→ **PROVIDED PASSAGE**:
12 thoughts on “Guillermo del Toro’s Inspiration Machine”

  1. The energy in that Bleak House must be very depressing, I wonder how a man can spend lots of time in such a place. I was recently watching a youtube video about how Hollywood makes actors call upon the spirits of the dead (who are actually demons) in order to take over them during a acting role such that they are able to mimic a dead person with high acuracy. An example of this would be when Denzel Washington played Malcolm X, he said that he “prayed to Malcolm’s spirit” which is evil in the eyes of the LORD GOD.

    This same video exposed that many writers of Hollywood movies actually draw inspiration from the spirit world (demons) for their scripts, they call upon the spirits and ask for guidance and these demons communicate with them informing them on what they should write.

    This video also exposed comic book writers who were doing the same thing. I do not mean to sound suspicious but I would not be surprised if something similar was happening in that Bleak House and with its owner – this is just based on how he has invested in that place, it is like he has given his life to it or something.

    Personally, I wouldn’t step into that Bleak House, I feel like all those evil looking shrines and all the horrific writing would pollute my mind and spirit just by being there without even looking at much.

    Reply
    • Your spirit must be weak to begin with if it could be so easily corrupted by the monsters of another man’s imagination.

→ **RECORDS SHOWN**:
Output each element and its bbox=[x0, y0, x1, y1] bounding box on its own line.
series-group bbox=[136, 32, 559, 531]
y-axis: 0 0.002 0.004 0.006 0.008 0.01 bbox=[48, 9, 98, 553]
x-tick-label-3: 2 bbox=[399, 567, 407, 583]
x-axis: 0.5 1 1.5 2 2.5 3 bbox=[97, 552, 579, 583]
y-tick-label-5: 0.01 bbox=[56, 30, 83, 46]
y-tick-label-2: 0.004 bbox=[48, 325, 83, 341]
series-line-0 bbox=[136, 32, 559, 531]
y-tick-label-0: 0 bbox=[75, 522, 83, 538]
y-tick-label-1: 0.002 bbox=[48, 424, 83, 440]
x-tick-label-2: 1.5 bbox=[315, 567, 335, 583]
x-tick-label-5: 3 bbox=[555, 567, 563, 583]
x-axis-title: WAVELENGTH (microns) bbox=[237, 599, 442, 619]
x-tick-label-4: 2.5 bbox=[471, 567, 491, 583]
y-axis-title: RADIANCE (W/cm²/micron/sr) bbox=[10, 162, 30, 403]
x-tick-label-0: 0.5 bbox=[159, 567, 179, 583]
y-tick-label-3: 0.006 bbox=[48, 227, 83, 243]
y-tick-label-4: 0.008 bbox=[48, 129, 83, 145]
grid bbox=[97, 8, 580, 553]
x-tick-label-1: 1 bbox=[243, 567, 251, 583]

→ **TASKS AND EXERCISES**:
1. Answer these questions about the comment thread on Guillermo del Toro's Inspiration Machine:
(a) Which actor does the first comment say prayed to Malcolm's spirit?
(b) Besides Hollywood movie writers, what other writers does the first comment say the video exposed?
(c) In the reply, what must be weak to begin with?
2. Repeat every line of the records with no changes.
The comment thread and the records come from unrelated sources.

→ **TASK RESULTS**:
1.
(a) Denzel Washington
(b) Comic book writers
(c) The first commenter's spirit

2.
Output each element and its bbox=[x0, y0, x1, y1] bounding box on its own line.
series-group bbox=[136, 32, 559, 531]
y-axis: 0 0.002 0.004 0.006 0.008 0.01 bbox=[48, 9, 98, 553]
x-tick-label-3: 2 bbox=[399, 567, 407, 583]
x-axis: 0.5 1 1.5 2 2.5 3 bbox=[97, 552, 579, 583]
y-tick-label-5: 0.01 bbox=[56, 30, 83, 46]
y-tick-label-2: 0.004 bbox=[48, 325, 83, 341]
series-line-0 bbox=[136, 32, 559, 531]
y-tick-label-0: 0 bbox=[75, 522, 83, 538]
y-tick-label-1: 0.002 bbox=[48, 424, 83, 440]
x-tick-label-2: 1.5 bbox=[315, 567, 335, 583]
x-tick-label-5: 3 bbox=[555, 567, 563, 583]
x-axis-title: WAVELENGTH (microns) bbox=[237, 599, 442, 619]
x-tick-label-4: 2.5 bbox=[471, 567, 491, 583]
y-axis-title: RADIANCE (W/cm²/micron/sr) bbox=[10, 162, 30, 403]
x-tick-label-0: 0.5 bbox=[159, 567, 179, 583]
y-tick-label-3: 0.006 bbox=[48, 227, 83, 243]
y-tick-label-4: 0.008 bbox=[48, 129, 83, 145]
grid bbox=[97, 8, 580, 553]
x-tick-label-1: 1 bbox=[243, 567, 251, 583]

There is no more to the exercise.